[Structured figure records]
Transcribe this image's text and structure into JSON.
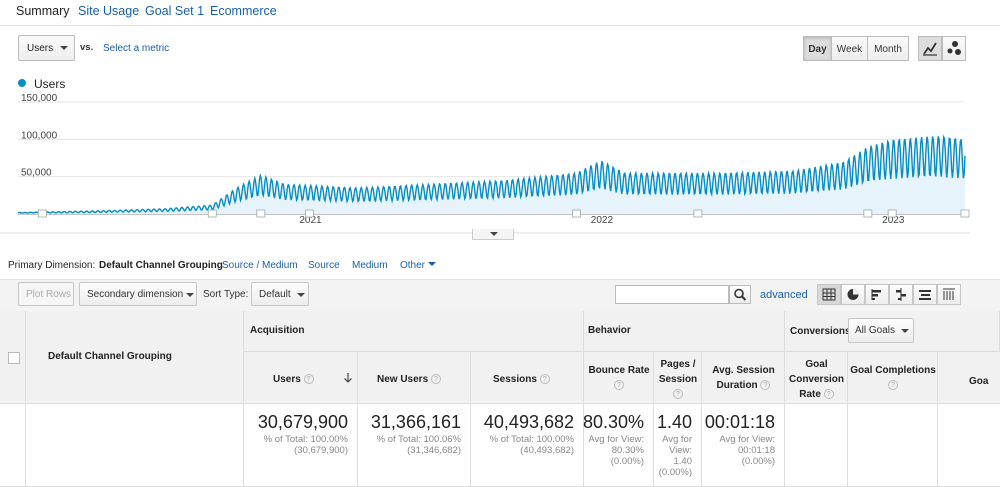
{
  "tabs": [
    "Summary",
    "Site Usage",
    "Goal Set 1",
    "Ecommerce"
  ],
  "metric_select": "Users",
  "vs_label": "vs.",
  "select_metric": "Select a metric",
  "granularity": [
    "Day",
    "Week",
    "Month"
  ],
  "legend": "Users",
  "chart_data": {
    "type": "line",
    "series": [
      {
        "name": "Users",
        "color": "#058dc7"
      }
    ],
    "y_ticks": [
      "150,000",
      "100,000",
      "50,000"
    ],
    "x_ticks": [
      "2021",
      "2022",
      "2023"
    ],
    "ylim": [
      0,
      150000
    ],
    "x_range": [
      "2020-01",
      "2023-04"
    ],
    "grid": true,
    "anchors": [
      [
        "2020-01",
        2000
      ],
      [
        "2020-04",
        4000
      ],
      [
        "2020-07",
        7000
      ],
      [
        "2020-09",
        12000
      ],
      [
        "2020-10",
        35000
      ],
      [
        "2020-11",
        52000
      ],
      [
        "2020-12",
        40000
      ],
      [
        "2021-03",
        35000
      ],
      [
        "2021-06",
        40000
      ],
      [
        "2021-09",
        45000
      ],
      [
        "2021-12",
        55000
      ],
      [
        "2022-01",
        72000
      ],
      [
        "2022-02",
        55000
      ],
      [
        "2022-06",
        55000
      ],
      [
        "2022-09",
        58000
      ],
      [
        "2022-11",
        70000
      ],
      [
        "2022-12",
        90000
      ],
      [
        "2023-01",
        100000
      ],
      [
        "2023-03",
        105000
      ],
      [
        "2023-04",
        100000
      ]
    ]
  },
  "primary_dimension": {
    "label": "Primary Dimension:",
    "active": "Default Channel Grouping",
    "links": [
      "Source / Medium",
      "Source",
      "Medium",
      "Other"
    ]
  },
  "toolbar": {
    "plot_rows": "Plot Rows",
    "secondary_dimension": "Secondary dimension",
    "sort_type_label": "Sort Type:",
    "sort_type": "Default",
    "advanced": "advanced"
  },
  "table": {
    "dimension_header": "Default Channel Grouping",
    "groups": {
      "acquisition": "Acquisition",
      "behavior": "Behavior",
      "conversions": "Conversions",
      "all_goals": "All Goals"
    },
    "columns": {
      "users": "Users",
      "new_users": "New Users",
      "sessions": "Sessions",
      "bounce_rate": "Bounce Rate",
      "pages_session": "Pages / Session",
      "avg_session": "Avg. Session Duration",
      "goal_conv": "Goal Conversion Rate",
      "goal_completions": "Goal Completions",
      "goal_value_partial": "Goa"
    },
    "totals": {
      "users": {
        "value": "30,679,900",
        "l1": "% of Total: 100.00%",
        "l2": "(30,679,900)"
      },
      "new_users": {
        "value": "31,366,161",
        "l1": "% of Total: 100.06%",
        "l2": "(31,346,682)"
      },
      "sessions": {
        "value": "40,493,682",
        "l1": "% of Total: 100.00%",
        "l2": "(40,493,682)"
      },
      "bounce_rate": {
        "value": "80.30%",
        "l1": "Avg for View:",
        "l2": "80.30%",
        "l3": "(0.00%)"
      },
      "pages_session": {
        "value": "1.40",
        "l1": "Avg for",
        "l2": "View:",
        "l3": "1.40",
        "l4": "(0.00%)"
      },
      "avg_session": {
        "value": "00:01:18",
        "l1": "Avg for View:",
        "l2": "00:01:18",
        "l3": "(0.00%)"
      }
    }
  }
}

◆ AIM
Give an exact reproduction of every line, leaving out any picture.

◆ THE ANSWER
Transcribe this image's text and structure into JSON.
{
  "tabs": [
    "Summary",
    "Site Usage",
    "Goal Set 1",
    "Ecommerce"
  ],
  "metric_select": "Users",
  "vs_label": "vs.",
  "select_metric": "Select a metric",
  "granularity": [
    "Day",
    "Week",
    "Month"
  ],
  "legend": "Users",
  "chart_data": {
    "type": "line",
    "series": [
      {
        "name": "Users",
        "color": "#058dc7"
      }
    ],
    "y_ticks": [
      "150,000",
      "100,000",
      "50,000"
    ],
    "x_ticks": [
      "2021",
      "2022",
      "2023"
    ],
    "ylim": [
      0,
      150000
    ],
    "x_range": [
      "2020-01",
      "2023-04"
    ],
    "grid": true,
    "anchors": [
      [
        "2020-01",
        2000
      ],
      [
        "2020-04",
        4000
      ],
      [
        "2020-07",
        7000
      ],
      [
        "2020-09",
        12000
      ],
      [
        "2020-10",
        35000
      ],
      [
        "2020-11",
        52000
      ],
      [
        "2020-12",
        40000
      ],
      [
        "2021-03",
        35000
      ],
      [
        "2021-06",
        40000
      ],
      [
        "2021-09",
        45000
      ],
      [
        "2021-12",
        55000
      ],
      [
        "2022-01",
        72000
      ],
      [
        "2022-02",
        55000
      ],
      [
        "2022-06",
        55000
      ],
      [
        "2022-09",
        58000
      ],
      [
        "2022-11",
        70000
      ],
      [
        "2022-12",
        90000
      ],
      [
        "2023-01",
        100000
      ],
      [
        "2023-03",
        105000
      ],
      [
        "2023-04",
        100000
      ]
    ]
  },
  "primary_dimension": {
    "label": "Primary Dimension:",
    "active": "Default Channel Grouping",
    "links": [
      "Source / Medium",
      "Source",
      "Medium",
      "Other"
    ]
  },
  "toolbar": {
    "plot_rows": "Plot Rows",
    "secondary_dimension": "Secondary dimension",
    "sort_type_label": "Sort Type:",
    "sort_type": "Default",
    "advanced": "advanced"
  },
  "table": {
    "dimension_header": "Default Channel Grouping",
    "groups": {
      "acquisition": "Acquisition",
      "behavior": "Behavior",
      "conversions": "Conversions",
      "all_goals": "All Goals"
    },
    "columns": {
      "users": "Users",
      "new_users": "New Users",
      "sessions": "Sessions",
      "bounce_rate": "Bounce Rate",
      "pages_session": "Pages / Session",
      "avg_session": "Avg. Session Duration",
      "goal_conv": "Goal Conversion Rate",
      "goal_completions": "Goal Completions",
      "goal_value_partial": "Goa"
    },
    "totals": {
      "users": {
        "value": "30,679,900",
        "l1": "% of Total: 100.00%",
        "l2": "(30,679,900)"
      },
      "new_users": {
        "value": "31,366,161",
        "l1": "% of Total: 100.06%",
        "l2": "(31,346,682)"
      },
      "sessions": {
        "value": "40,493,682",
        "l1": "% of Total: 100.00%",
        "l2": "(40,493,682)"
      },
      "bounce_rate": {
        "value": "80.30%",
        "l1": "Avg for View:",
        "l2": "80.30%",
        "l3": "(0.00%)"
      },
      "pages_session": {
        "value": "1.40",
        "l1": "Avg for",
        "l2": "View:",
        "l3": "1.40",
        "l4": "(0.00%)"
      },
      "avg_session": {
        "value": "00:01:18",
        "l1": "Avg for View:",
        "l2": "00:01:18",
        "l3": "(0.00%)"
      }
    }
  }
}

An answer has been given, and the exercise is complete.